**RECORDS:**

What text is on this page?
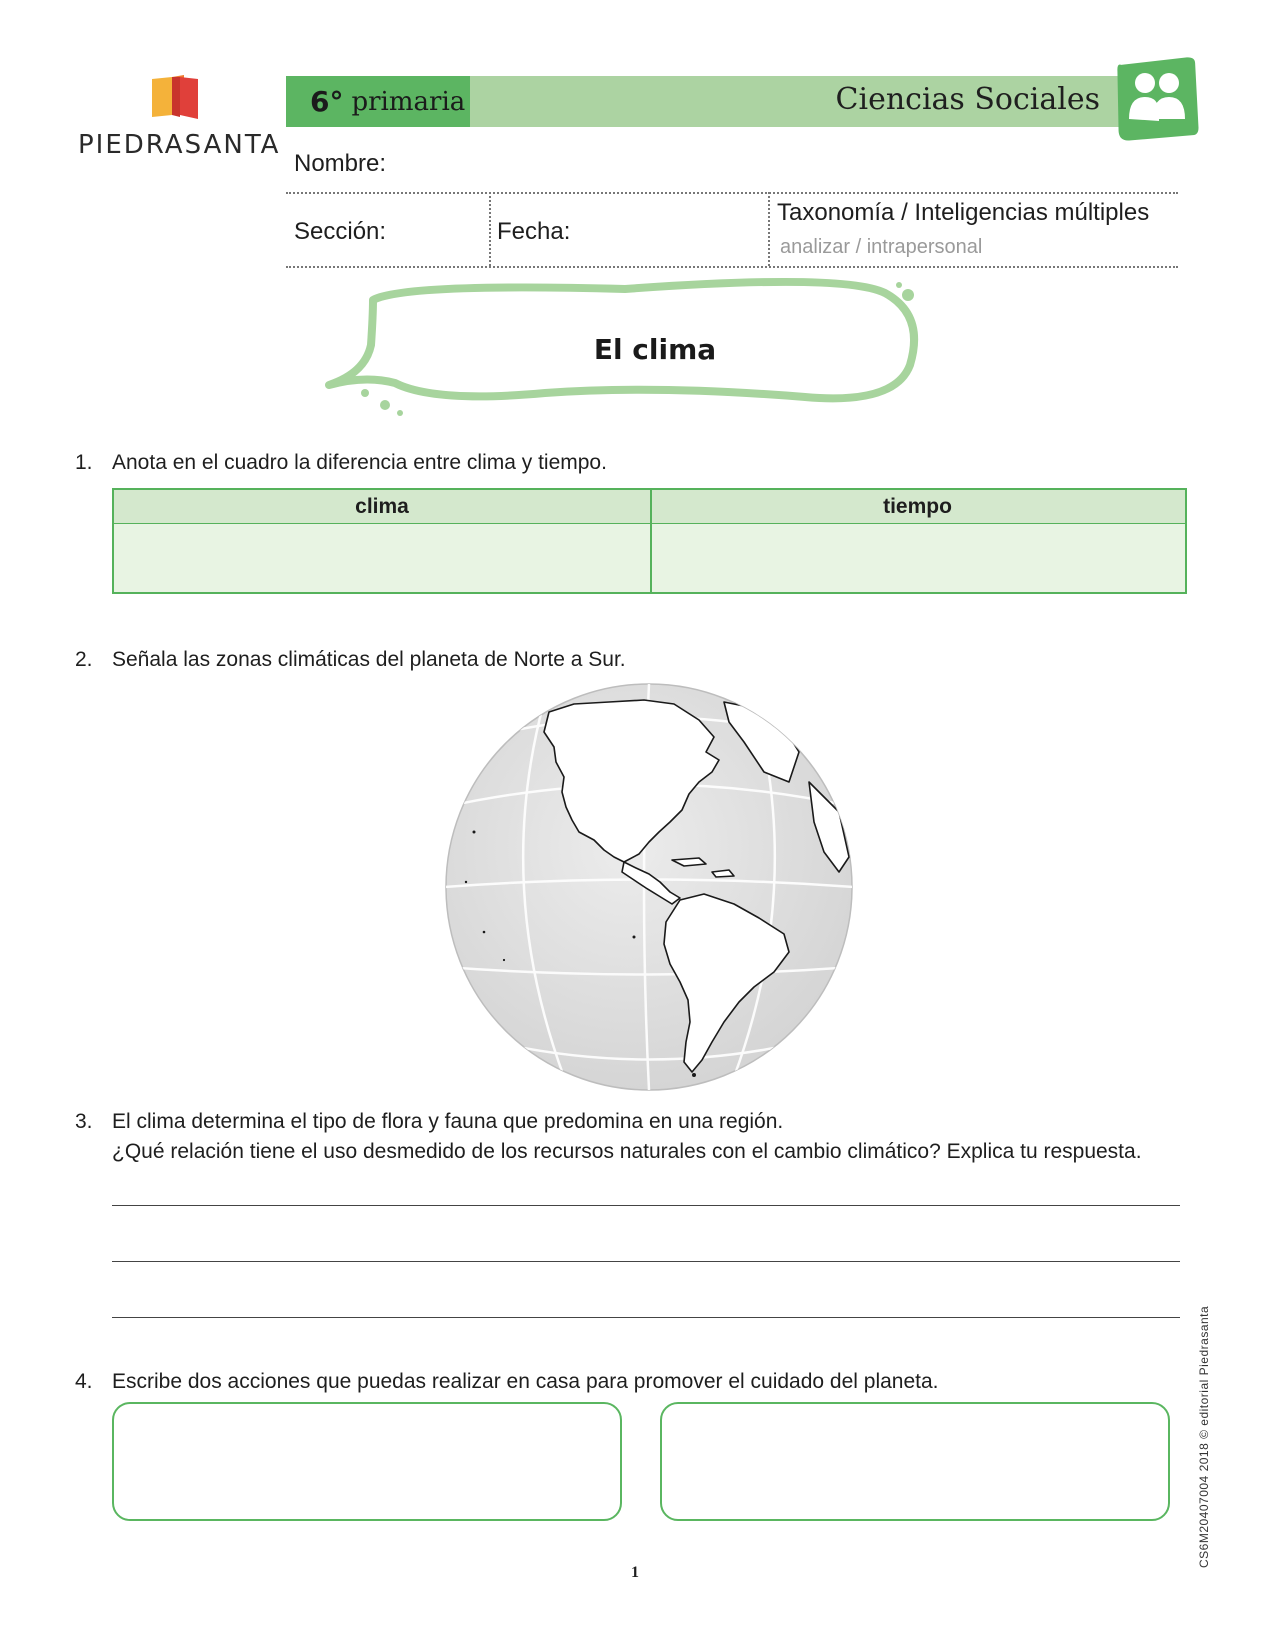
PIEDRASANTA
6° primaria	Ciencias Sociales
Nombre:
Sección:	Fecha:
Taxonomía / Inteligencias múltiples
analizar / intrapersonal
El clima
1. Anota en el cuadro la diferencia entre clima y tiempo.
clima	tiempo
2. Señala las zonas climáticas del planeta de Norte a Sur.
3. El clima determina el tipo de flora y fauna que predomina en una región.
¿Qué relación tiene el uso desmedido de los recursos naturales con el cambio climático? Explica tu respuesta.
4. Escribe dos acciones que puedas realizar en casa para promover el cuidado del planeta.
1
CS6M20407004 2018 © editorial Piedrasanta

**AIM OF THE TASK:** Copy and report every line where the word "clima" is present.

**EXERCISE OUTPUT:**
El clima
1. Anota en el cuadro la diferencia entre clima y tiempo.
clima	tiempo
3. El clima determina el tipo de flora y fauna que predomina en una región.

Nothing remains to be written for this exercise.